- **Given request**: From the entries that follow, list every line in which the string "structured" appears.
+ + + + +
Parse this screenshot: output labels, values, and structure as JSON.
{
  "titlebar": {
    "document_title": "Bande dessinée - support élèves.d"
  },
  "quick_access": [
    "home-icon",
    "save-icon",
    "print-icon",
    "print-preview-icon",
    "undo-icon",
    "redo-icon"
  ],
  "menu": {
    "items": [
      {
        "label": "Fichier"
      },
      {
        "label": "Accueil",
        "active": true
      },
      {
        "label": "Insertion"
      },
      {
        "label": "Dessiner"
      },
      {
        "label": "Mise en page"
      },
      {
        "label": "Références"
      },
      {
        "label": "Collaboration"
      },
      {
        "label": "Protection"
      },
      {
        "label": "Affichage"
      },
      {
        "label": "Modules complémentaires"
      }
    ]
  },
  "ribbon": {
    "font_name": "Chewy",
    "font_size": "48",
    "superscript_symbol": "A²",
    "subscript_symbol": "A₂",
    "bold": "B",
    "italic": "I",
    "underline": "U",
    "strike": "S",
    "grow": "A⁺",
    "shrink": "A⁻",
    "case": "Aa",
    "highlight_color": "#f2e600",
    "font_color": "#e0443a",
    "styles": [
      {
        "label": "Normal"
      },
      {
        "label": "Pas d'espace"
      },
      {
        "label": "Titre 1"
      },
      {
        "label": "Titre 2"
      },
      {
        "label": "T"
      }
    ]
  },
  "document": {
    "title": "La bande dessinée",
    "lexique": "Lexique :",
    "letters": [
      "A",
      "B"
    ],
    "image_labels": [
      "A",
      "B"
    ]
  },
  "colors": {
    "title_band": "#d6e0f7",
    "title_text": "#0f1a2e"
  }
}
+ + + + +
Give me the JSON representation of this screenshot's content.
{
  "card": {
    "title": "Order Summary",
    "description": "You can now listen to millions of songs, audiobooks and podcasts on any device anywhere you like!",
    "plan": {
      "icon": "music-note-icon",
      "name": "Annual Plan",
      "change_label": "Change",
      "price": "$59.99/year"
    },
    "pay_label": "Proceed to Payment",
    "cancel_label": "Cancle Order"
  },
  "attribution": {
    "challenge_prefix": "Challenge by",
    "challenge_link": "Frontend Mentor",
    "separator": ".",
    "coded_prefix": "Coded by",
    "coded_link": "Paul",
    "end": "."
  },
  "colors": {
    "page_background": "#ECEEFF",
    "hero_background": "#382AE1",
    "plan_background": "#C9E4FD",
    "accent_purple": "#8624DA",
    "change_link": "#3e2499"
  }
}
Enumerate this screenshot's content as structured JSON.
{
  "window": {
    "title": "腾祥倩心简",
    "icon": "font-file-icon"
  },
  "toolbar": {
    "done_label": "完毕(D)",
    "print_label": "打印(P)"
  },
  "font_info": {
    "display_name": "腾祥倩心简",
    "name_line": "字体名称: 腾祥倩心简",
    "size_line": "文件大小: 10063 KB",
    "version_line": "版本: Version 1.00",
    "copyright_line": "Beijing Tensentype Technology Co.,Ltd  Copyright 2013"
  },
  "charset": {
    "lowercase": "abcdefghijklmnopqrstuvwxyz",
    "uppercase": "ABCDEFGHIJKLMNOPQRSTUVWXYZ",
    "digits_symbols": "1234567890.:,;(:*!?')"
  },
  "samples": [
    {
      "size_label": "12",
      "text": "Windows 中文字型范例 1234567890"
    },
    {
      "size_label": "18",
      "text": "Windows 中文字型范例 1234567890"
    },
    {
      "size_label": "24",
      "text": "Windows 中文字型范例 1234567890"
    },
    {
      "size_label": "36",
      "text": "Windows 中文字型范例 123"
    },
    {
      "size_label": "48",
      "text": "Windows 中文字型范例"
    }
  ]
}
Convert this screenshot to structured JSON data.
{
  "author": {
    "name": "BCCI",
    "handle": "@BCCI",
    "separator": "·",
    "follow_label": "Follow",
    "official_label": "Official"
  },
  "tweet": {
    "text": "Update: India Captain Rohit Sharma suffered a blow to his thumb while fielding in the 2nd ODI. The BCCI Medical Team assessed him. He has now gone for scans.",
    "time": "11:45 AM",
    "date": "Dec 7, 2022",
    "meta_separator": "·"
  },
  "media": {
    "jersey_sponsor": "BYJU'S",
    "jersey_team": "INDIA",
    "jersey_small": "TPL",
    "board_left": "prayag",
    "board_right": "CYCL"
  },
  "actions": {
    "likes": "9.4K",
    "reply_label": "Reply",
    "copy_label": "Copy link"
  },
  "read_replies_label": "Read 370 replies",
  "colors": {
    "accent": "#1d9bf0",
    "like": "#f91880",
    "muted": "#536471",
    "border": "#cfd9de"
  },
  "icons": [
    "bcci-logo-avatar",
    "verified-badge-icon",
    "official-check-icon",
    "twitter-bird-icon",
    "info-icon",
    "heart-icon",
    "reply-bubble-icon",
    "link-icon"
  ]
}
+ + + + +
- **Answer below**:
Enumerate this screenshot's content as structured JSON.
Convert this screenshot to structured JSON data.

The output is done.